A block of data:

————

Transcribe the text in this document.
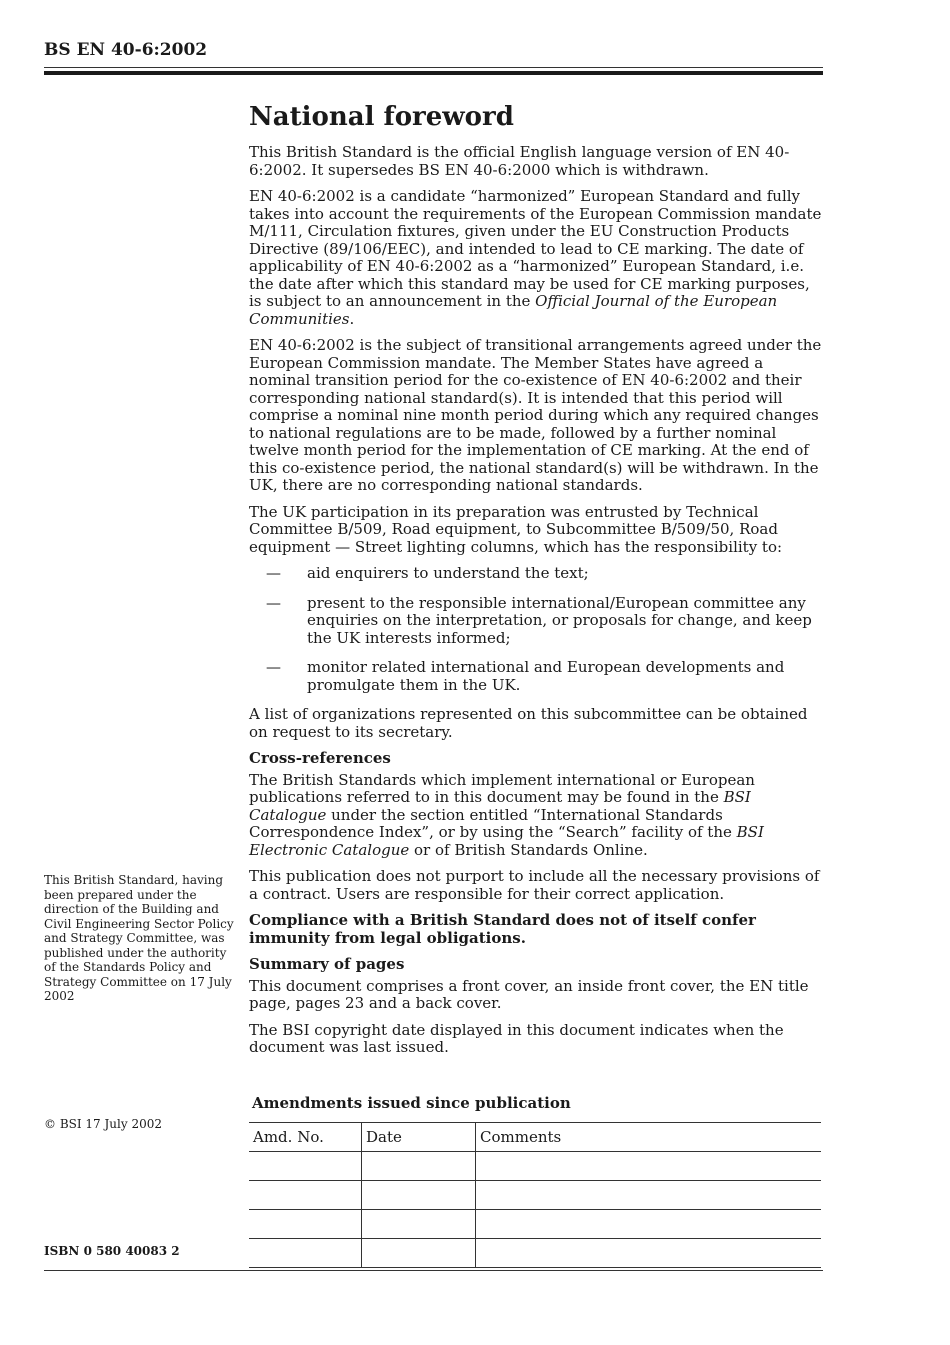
BS EN 40-6:2002
National foreword

This British Standard is the official English language version of EN 40-6:2002. It supersedes BS EN 40-6:2000 which is withdrawn.

EN 40-6:2002 is a candidate “harmonized” European Standard and fully takes into account the requirements of the European Commission mandate M/111, Circulation fixtures, given under the EU Construction Products Directive (89/106/EEC), and intended to lead to CE marking. The date of applicability of EN 40-6:2002 as a “harmonized” European Standard, i.e. the date after which this standard may be used for CE marking purposes, is subject to an announcement in the Official Journal of the European Communities.

EN 40-6:2002 is the subject of transitional arrangements agreed under the European Commission mandate. The Member States have agreed a nominal transition period for the co-existence of EN 40-6:2002 and their corresponding national standard(s). It is intended that this period will comprise a nominal nine month period during which any required changes to national regulations are to be made, followed by a further nominal twelve month period for the implementation of CE marking. At the end of this co-existence period, the national standard(s) will be withdrawn. In the UK, there are no corresponding national standards.

The UK participation in its preparation was entrusted by Technical Committee B/509, Road equipment, to Subcommittee B/509/50, Road equipment — Street lighting columns, which has the responsibility to:

— aid enquirers to understand the text;
— present to the responsible international/European committee any enquiries on the interpretation, or proposals for change, and keep the UK interests informed;
— monitor related international and European developments and promulgate them in the UK.

A list of organizations represented on this subcommittee can be obtained on request to its secretary.

Cross-references

The British Standards which implement international or European publications referred to in this document may be found in the BSI Catalogue under the section entitled “International Standards Correspondence Index”, or by using the “Search” facility of the BSI Electronic Catalogue or of British Standards Online.

This publication does not purport to include all the necessary provisions of a contract. Users are responsible for their correct application.

Compliance with a British Standard does not of itself confer immunity from legal obligations.

Summary of pages

This document comprises a front cover, an inside front cover, the EN title page, pages 23 and a back cover.

The BSI copyright date displayed in this document indicates when the document was last issued.

This British Standard, having been prepared under the direction of the Building and Civil Engineering Sector Policy and Strategy Committee, was published under the authority of the Standards Policy and Strategy Committee on 17 July 2002
© BSI 17 July 2002
ISBN 0 580 40083 2
Amendments issued since publication
Amd. No.	Date	Comments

————

Exercise prompt:
Copy out the data above exactly, except the pictures.

Task response:
Transcribe the text in this document.
BS EN 40-6:2002
National foreword

This British Standard is the official English language version of EN 40-6:2002. It supersedes BS EN 40-6:2000 which is withdrawn.

EN 40-6:2002 is a candidate “harmonized” European Standard and fully takes into account the requirements of the European Commission mandate M/111, Circulation fixtures, given under the EU Construction Products Directive (89/106/EEC), and intended to lead to CE marking. The date of applicability of EN 40-6:2002 as a “harmonized” European Standard, i.e. the date after which this standard may be used for CE marking purposes, is subject to an announcement in the Official Journal of the European Communities.

EN 40-6:2002 is the subject of transitional arrangements agreed under the European Commission mandate. The Member States have agreed a nominal transition period for the co-existence of EN 40-6:2002 and their corresponding national standard(s). It is intended that this period will comprise a nominal nine month period during which any required changes to national regulations are to be made, followed by a further nominal twelve month period for the implementation of CE marking. At the end of this co-existence period, the national standard(s) will be withdrawn. In the UK, there are no corresponding national standards.

The UK participation in its preparation was entrusted by Technical Committee B/509, Road equipment, to Subcommittee B/509/50, Road equipment — Street lighting columns, which has the responsibility to:

— aid enquirers to understand the text;
— present to the responsible international/European committee any enquiries on the interpretation, or proposals for change, and keep the UK interests informed;
— monitor related international and European developments and promulgate them in the UK.

A list of organizations represented on this subcommittee can be obtained on request to its secretary.

Cross-references

The British Standards which implement international or European publications referred to in this document may be found in the BSI Catalogue under the section entitled “International Standards Correspondence Index”, or by using the “Search” facility of the BSI Electronic Catalogue or of British Standards Online.

This publication does not purport to include all the necessary provisions of a contract. Users are responsible for their correct application.

Compliance with a British Standard does not of itself confer immunity from legal obligations.

Summary of pages

This document comprises a front cover, an inside front cover, the EN title page, pages 23 and a back cover.

The BSI copyright date displayed in this document indicates when the document was last issued.

This British Standard, having been prepared under the direction of the Building and Civil Engineering Sector Policy and Strategy Committee, was published under the authority of the Standards Policy and Strategy Committee on 17 July 2002
© BSI 17 July 2002
ISBN 0 580 40083 2
Amendments issued since publication
Amd. No.	Date	Comments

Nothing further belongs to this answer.